##### Supplied data

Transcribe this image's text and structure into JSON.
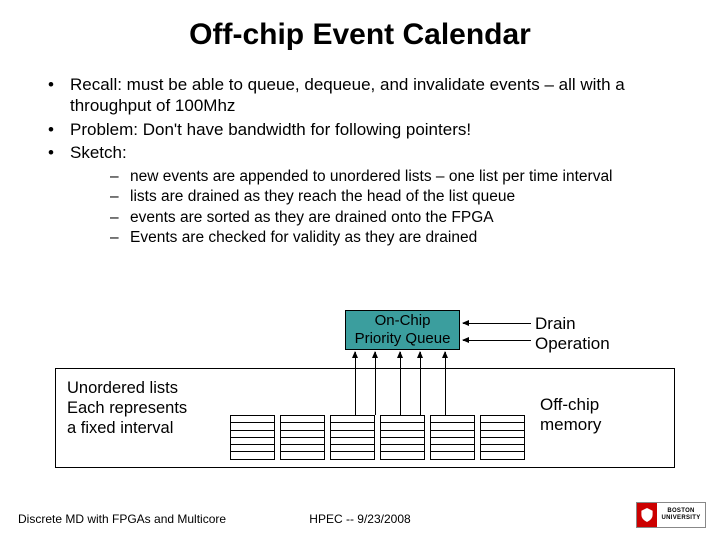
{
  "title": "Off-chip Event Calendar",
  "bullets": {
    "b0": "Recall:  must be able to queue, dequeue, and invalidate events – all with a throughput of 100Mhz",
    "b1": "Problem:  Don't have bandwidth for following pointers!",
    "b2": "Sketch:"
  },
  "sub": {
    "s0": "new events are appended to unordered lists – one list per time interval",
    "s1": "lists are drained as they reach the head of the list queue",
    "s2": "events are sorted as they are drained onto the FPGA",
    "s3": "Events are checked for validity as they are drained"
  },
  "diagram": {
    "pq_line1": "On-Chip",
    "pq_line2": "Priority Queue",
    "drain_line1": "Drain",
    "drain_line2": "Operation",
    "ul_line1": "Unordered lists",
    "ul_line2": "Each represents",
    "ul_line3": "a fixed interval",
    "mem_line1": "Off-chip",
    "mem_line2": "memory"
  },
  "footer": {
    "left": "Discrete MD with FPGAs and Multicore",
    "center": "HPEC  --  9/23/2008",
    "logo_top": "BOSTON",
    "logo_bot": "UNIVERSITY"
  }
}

##########
##### Supplied data

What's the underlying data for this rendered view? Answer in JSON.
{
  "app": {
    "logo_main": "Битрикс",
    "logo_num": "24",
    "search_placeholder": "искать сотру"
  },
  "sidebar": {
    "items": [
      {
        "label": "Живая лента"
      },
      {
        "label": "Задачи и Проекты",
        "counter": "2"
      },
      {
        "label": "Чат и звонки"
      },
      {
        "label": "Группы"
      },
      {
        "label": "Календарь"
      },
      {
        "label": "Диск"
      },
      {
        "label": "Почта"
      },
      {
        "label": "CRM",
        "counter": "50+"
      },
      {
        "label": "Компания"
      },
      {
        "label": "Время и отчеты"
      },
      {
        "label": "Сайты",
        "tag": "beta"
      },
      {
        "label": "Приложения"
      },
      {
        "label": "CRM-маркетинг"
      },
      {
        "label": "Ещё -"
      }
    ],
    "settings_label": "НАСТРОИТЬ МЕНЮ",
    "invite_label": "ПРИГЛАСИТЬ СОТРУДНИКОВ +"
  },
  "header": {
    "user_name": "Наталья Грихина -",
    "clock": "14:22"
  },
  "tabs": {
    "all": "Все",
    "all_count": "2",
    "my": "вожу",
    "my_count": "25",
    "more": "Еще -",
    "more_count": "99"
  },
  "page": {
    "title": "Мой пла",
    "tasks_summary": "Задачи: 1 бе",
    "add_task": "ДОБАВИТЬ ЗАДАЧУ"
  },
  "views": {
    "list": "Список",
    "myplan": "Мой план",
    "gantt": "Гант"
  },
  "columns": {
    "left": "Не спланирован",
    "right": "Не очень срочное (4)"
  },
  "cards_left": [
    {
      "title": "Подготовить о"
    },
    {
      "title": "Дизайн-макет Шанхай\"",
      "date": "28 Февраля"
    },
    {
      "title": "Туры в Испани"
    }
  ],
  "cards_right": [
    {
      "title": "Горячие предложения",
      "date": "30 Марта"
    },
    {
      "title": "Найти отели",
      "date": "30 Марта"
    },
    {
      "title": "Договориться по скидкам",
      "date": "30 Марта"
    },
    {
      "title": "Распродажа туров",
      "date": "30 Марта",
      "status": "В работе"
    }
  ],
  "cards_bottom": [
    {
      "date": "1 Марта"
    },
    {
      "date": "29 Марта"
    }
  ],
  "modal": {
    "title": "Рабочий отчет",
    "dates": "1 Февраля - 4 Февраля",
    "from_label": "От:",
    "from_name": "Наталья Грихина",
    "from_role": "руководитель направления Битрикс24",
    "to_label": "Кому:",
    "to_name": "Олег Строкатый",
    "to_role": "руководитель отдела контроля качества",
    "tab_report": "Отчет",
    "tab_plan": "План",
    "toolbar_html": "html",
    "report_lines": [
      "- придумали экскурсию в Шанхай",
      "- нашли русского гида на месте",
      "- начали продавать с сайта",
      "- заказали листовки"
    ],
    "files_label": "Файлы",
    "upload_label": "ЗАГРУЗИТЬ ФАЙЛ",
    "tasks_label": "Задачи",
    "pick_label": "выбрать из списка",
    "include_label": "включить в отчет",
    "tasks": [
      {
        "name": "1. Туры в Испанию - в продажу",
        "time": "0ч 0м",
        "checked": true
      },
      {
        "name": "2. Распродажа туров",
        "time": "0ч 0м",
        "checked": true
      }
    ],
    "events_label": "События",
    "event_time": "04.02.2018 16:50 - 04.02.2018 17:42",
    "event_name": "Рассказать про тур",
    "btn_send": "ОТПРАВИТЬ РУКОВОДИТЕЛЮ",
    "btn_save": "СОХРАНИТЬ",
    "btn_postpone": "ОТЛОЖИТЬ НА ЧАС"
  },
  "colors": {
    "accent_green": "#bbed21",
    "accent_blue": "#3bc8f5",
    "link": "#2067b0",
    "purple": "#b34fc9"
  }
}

##########

▸ What the task asks: Only the number is wanted: how many lines of the data contain the word "Распродажа"?

▸ Final answer: 2